DATA ROWS:
— start —

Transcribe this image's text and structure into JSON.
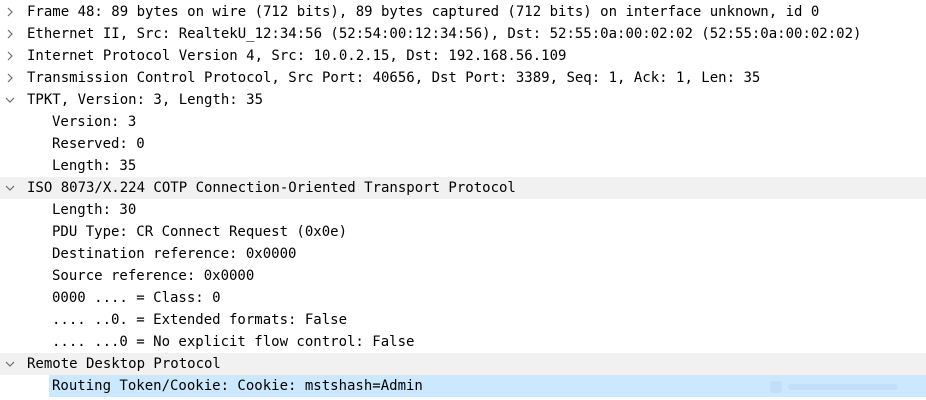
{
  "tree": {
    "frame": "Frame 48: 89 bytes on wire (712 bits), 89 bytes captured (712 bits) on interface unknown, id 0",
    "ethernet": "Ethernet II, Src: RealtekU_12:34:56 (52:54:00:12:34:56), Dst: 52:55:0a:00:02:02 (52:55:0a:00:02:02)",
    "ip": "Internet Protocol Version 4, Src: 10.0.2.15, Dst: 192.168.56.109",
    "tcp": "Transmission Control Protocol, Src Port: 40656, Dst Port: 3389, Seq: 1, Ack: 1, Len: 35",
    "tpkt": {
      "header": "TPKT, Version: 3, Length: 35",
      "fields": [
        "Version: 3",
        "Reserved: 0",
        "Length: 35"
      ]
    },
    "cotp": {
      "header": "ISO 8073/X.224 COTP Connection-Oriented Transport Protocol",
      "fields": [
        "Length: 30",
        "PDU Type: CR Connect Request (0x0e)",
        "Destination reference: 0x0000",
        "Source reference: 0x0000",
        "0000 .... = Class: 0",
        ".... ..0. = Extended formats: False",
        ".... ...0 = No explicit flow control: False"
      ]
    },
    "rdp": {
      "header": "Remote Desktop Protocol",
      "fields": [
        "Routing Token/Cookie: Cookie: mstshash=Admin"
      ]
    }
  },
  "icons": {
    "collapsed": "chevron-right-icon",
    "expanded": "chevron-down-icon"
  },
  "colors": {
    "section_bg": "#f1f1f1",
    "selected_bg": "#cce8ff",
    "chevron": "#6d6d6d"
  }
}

— end —

DO THIS: Reproduce the data above in full, exactly as it is, with the pictures left out.

THE RESPONSE:
Transcribe this image's text and structure into JSON.
{
  "tree": {
    "frame": "Frame 48: 89 bytes on wire (712 bits), 89 bytes captured (712 bits) on interface unknown, id 0",
    "ethernet": "Ethernet II, Src: RealtekU_12:34:56 (52:54:00:12:34:56), Dst: 52:55:0a:00:02:02 (52:55:0a:00:02:02)",
    "ip": "Internet Protocol Version 4, Src: 10.0.2.15, Dst: 192.168.56.109",
    "tcp": "Transmission Control Protocol, Src Port: 40656, Dst Port: 3389, Seq: 1, Ack: 1, Len: 35",
    "tpkt": {
      "header": "TPKT, Version: 3, Length: 35",
      "fields": [
        "Version: 3",
        "Reserved: 0",
        "Length: 35"
      ]
    },
    "cotp": {
      "header": "ISO 8073/X.224 COTP Connection-Oriented Transport Protocol",
      "fields": [
        "Length: 30",
        "PDU Type: CR Connect Request (0x0e)",
        "Destination reference: 0x0000",
        "Source reference: 0x0000",
        "0000 .... = Class: 0",
        ".... ..0. = Extended formats: False",
        ".... ...0 = No explicit flow control: False"
      ]
    },
    "rdp": {
      "header": "Remote Desktop Protocol",
      "fields": [
        "Routing Token/Cookie: Cookie: mstshash=Admin"
      ]
    }
  },
  "icons": {
    "collapsed": "chevron-right-icon",
    "expanded": "chevron-down-icon"
  },
  "colors": {
    "section_bg": "#f1f1f1",
    "selected_bg": "#cce8ff",
    "chevron": "#6d6d6d"
  }
}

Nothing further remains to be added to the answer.